-- START PASSAGE TO READ --
Smooth Sections of Asteroid Itokawa (APOD 22 Apr 2007)

[astrofs]

Doesn't this look like two separate pieces of rock that have gently collided. The loose dust would be dislodged toward the point of impact and deposited there. Low gravity suggests quite a gently impact and the theory of "Pile of Rubble" for the Asteroids.

[craterchains]

That is a distinck possibility, for some.

[astrofs]

There are quite a few peanut shaped asteroids (NEAR for example), so this might be a more common process than believed. The lack of cratering could indicate the age of collision, and also support the "pile of rubble" theory, as the collision could have wiped out existing craters if the bodies were loose aggrigates. You have to assume there were craters, otherwise you are looking at the only body discovered so far in the Solar System to escape the cratering process.
-- END PASSAGE TO READ --
-- START DATA EXCERPTS --
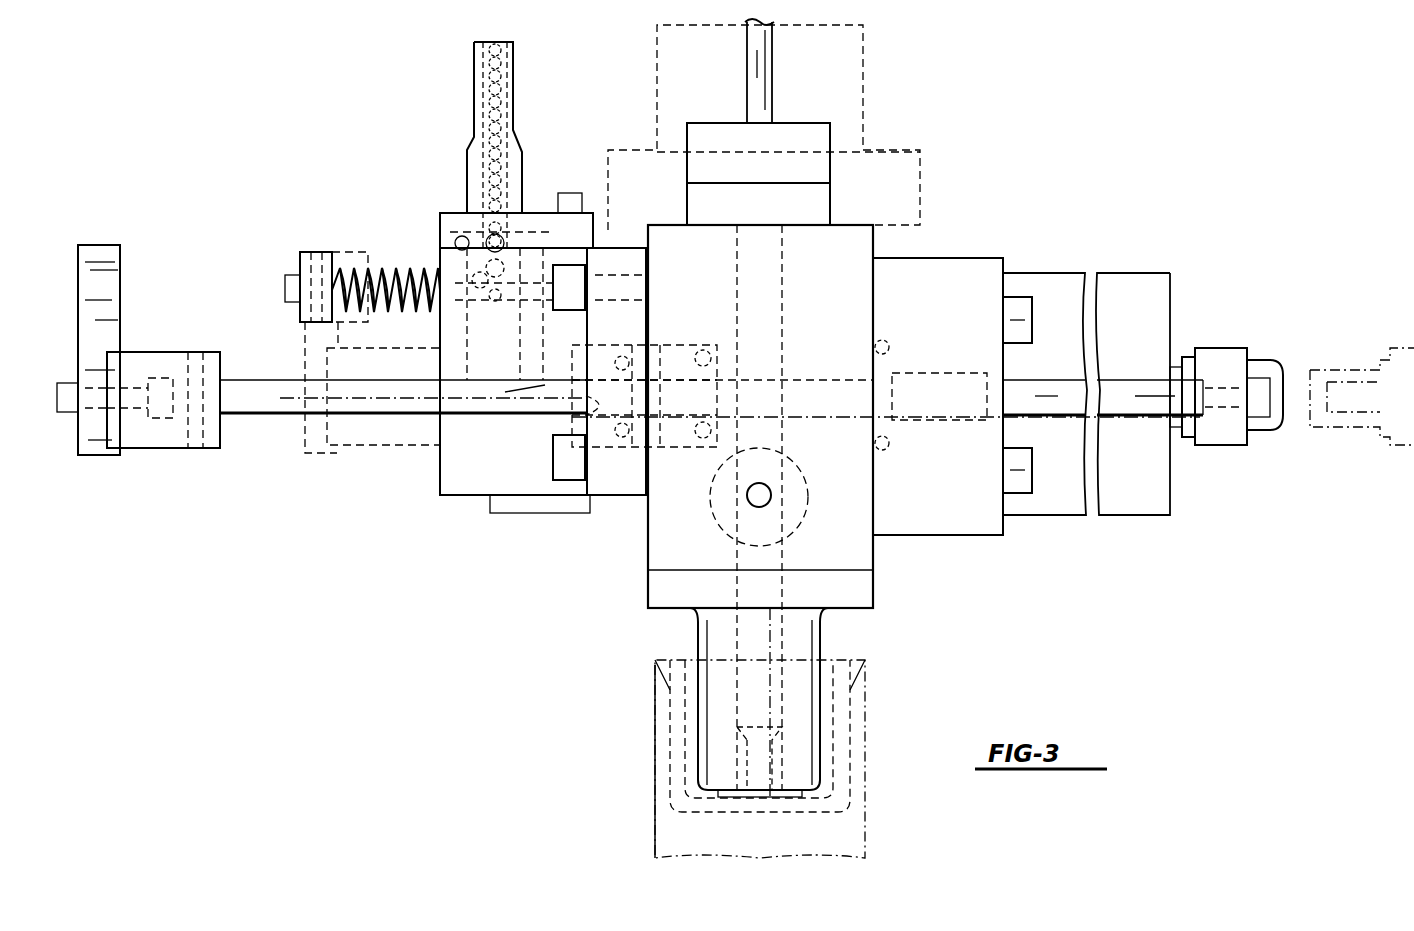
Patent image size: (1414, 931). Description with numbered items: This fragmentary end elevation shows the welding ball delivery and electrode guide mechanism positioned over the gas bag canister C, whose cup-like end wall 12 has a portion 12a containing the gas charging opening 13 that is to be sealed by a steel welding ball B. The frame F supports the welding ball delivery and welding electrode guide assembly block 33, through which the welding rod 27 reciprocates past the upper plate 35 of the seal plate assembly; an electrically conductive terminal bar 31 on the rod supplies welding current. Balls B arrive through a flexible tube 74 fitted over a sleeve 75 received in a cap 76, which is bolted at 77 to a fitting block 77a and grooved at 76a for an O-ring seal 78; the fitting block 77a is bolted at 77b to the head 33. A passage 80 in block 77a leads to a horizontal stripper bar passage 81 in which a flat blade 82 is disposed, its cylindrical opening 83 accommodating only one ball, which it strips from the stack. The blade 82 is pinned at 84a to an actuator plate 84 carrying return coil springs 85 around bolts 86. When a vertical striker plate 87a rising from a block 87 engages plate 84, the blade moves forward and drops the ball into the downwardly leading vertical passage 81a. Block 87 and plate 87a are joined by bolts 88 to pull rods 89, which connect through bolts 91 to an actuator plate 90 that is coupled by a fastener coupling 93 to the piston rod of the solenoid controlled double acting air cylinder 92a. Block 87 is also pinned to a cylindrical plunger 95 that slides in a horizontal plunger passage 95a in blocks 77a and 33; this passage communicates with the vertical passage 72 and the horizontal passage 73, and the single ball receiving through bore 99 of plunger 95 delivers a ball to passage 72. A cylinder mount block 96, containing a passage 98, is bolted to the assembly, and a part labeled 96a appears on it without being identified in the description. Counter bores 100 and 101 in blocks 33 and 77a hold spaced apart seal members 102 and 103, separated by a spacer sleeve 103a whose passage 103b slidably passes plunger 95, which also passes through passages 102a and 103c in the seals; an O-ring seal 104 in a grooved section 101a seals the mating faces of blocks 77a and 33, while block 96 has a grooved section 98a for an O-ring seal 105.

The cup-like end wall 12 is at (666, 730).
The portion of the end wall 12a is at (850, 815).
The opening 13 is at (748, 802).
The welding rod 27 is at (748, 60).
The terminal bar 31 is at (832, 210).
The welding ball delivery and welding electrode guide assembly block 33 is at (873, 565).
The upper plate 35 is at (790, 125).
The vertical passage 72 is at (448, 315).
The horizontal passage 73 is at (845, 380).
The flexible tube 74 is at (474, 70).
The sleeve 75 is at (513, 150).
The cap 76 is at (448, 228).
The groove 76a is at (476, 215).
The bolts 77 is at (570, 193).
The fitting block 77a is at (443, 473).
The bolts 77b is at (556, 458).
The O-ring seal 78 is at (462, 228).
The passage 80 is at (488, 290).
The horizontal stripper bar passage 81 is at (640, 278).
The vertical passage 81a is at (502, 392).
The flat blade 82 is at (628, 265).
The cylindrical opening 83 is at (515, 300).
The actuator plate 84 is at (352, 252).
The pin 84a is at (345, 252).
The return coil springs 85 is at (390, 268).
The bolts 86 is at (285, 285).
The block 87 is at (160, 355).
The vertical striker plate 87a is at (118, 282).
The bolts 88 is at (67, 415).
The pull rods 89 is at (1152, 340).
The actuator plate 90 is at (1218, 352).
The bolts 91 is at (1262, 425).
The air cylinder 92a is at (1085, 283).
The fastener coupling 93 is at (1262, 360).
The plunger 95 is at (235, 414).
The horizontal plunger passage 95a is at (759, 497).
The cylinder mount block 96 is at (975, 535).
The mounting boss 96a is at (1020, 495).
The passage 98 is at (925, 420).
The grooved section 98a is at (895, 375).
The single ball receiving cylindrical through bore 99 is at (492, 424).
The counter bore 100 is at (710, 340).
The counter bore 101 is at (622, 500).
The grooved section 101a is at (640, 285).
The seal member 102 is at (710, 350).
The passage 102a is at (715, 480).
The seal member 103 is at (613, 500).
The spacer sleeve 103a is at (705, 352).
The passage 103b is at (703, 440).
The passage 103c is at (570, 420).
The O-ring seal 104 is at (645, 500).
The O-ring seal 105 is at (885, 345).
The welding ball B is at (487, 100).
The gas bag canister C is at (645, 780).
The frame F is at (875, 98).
-- END DATA EXCERPTS --
-- START DATA EXCERPTS --
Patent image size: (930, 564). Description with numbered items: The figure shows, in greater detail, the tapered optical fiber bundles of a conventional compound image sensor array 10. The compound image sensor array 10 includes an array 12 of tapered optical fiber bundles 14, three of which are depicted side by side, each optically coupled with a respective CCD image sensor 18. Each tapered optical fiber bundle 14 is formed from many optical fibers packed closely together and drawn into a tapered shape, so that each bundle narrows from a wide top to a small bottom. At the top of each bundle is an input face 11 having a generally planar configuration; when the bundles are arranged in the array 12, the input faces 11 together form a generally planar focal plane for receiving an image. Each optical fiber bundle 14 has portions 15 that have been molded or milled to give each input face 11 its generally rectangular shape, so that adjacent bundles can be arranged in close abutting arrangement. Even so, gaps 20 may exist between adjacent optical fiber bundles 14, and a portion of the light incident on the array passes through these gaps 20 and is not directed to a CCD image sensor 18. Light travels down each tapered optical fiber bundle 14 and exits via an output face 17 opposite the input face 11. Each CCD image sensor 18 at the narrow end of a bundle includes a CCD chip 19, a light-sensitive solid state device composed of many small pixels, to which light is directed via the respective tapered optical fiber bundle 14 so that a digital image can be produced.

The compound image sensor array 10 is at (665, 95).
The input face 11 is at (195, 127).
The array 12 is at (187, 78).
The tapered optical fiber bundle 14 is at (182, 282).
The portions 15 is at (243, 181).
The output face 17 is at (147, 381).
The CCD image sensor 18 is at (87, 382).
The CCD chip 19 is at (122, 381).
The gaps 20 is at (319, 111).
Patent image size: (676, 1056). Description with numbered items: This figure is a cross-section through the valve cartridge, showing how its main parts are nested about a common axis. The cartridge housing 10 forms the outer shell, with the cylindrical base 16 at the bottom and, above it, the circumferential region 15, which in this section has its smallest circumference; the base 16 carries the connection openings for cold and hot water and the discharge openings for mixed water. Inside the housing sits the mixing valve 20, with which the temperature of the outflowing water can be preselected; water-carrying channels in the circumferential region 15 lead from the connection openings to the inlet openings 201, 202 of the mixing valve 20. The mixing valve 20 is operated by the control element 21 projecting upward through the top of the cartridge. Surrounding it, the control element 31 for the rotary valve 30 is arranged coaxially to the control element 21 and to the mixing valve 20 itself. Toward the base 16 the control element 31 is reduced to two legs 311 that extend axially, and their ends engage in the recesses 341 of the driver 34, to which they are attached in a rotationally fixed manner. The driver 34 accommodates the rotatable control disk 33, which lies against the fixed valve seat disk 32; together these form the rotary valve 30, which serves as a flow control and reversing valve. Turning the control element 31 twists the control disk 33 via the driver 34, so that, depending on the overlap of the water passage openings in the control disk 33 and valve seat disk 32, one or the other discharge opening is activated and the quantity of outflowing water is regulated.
-- END DATA EXCERPTS --
▶ **WHAT THIS EXERCISE ASKS**
1 - Repeat the part of the Itokawa thread starting with "[craterchains]" and going on through "the cratering process.".
2 - Condense the paragraph of the Itokawa thread that opens with "There are quite a few peanut shaped asteroids" into a shorter paragraph that keeps its main facts.
The records are separate material and have no connection to the Itokawa thread.

▶ **WORKED SOLUTIONS**
1 -
[craterchains]

That is a distinck possibility, for some.

[astrofs]

There are quite a few peanut shaped asteroids (NEAR for example), so this might be a more common process than believed. The lack of cratering could indicate the age of collision, and also support the "pile of rubble" theory, as the collision could have wiped out existing craters if the bodies were loose aggrigates. You have to assume there were craters, otherwise you are looking at the only body discovered so far in the Solar System to escape the cratering process.

2 - Peanut-shaped asteroids are fairly common (NEAR, for example), so such collisions may happen more often than believed. Itokawa's lack of craters could show how old the collision is. It could also support the "pile of rubble" theory, because a collision between loose aggregates could have erased existing craters. Craters must be assumed to have existed. Otherwise this would be the only body found so far in the Solar System to escape cratering.